Figure contents as structured data
/---

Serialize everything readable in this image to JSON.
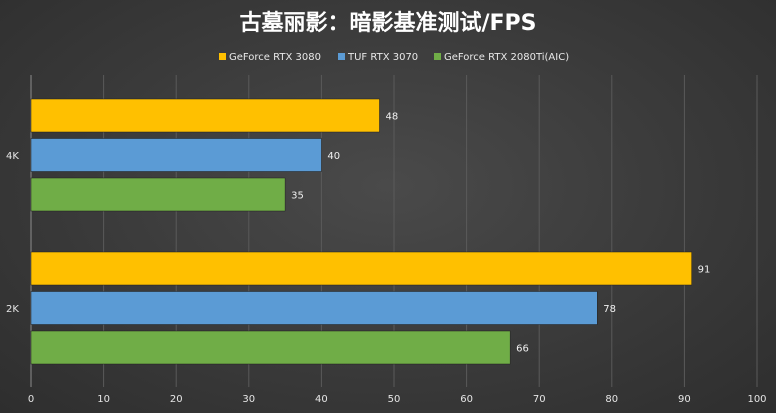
{
  "chart_data": {
    "type": "bar",
    "orientation": "horizontal",
    "title": "古墓丽影：暗影基准测试/FPS",
    "categories": [
      "4K",
      "2K"
    ],
    "series": [
      {
        "name": "GeForce RTX 3080",
        "color": "#ffc000",
        "values": [
          48,
          91
        ]
      },
      {
        "name": "TUF RTX 3070",
        "color": "#5b9bd5",
        "values": [
          40,
          78
        ]
      },
      {
        "name": "GeForce RTX 2080Ti(AIC)",
        "color": "#70ad47",
        "values": [
          35,
          66
        ]
      }
    ],
    "xlim": [
      0,
      100
    ],
    "xticks": [
      "0",
      "10",
      "20",
      "30",
      "40",
      "50",
      "60",
      "70",
      "80",
      "90",
      "100"
    ],
    "grid": true,
    "legend_position": "top"
  }
}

\---

> _REQUIRED WORK_
All preceding records should be duplicated verbatim, images excepted.

> _THE OUTPUT_
Serialize everything readable in this image to JSON.
{
  "chart_data": {
    "type": "bar",
    "orientation": "horizontal",
    "title": "古墓丽影：暗影基准测试/FPS",
    "categories": [
      "4K",
      "2K"
    ],
    "series": [
      {
        "name": "GeForce RTX 3080",
        "color": "#ffc000",
        "values": [
          48,
          91
        ]
      },
      {
        "name": "TUF RTX 3070",
        "color": "#5b9bd5",
        "values": [
          40,
          78
        ]
      },
      {
        "name": "GeForce RTX 2080Ti(AIC)",
        "color": "#70ad47",
        "values": [
          35,
          66
        ]
      }
    ],
    "xlim": [
      0,
      100
    ],
    "xticks": [
      "0",
      "10",
      "20",
      "30",
      "40",
      "50",
      "60",
      "70",
      "80",
      "90",
      "100"
    ],
    "grid": true,
    "legend_position": "top"
  }
}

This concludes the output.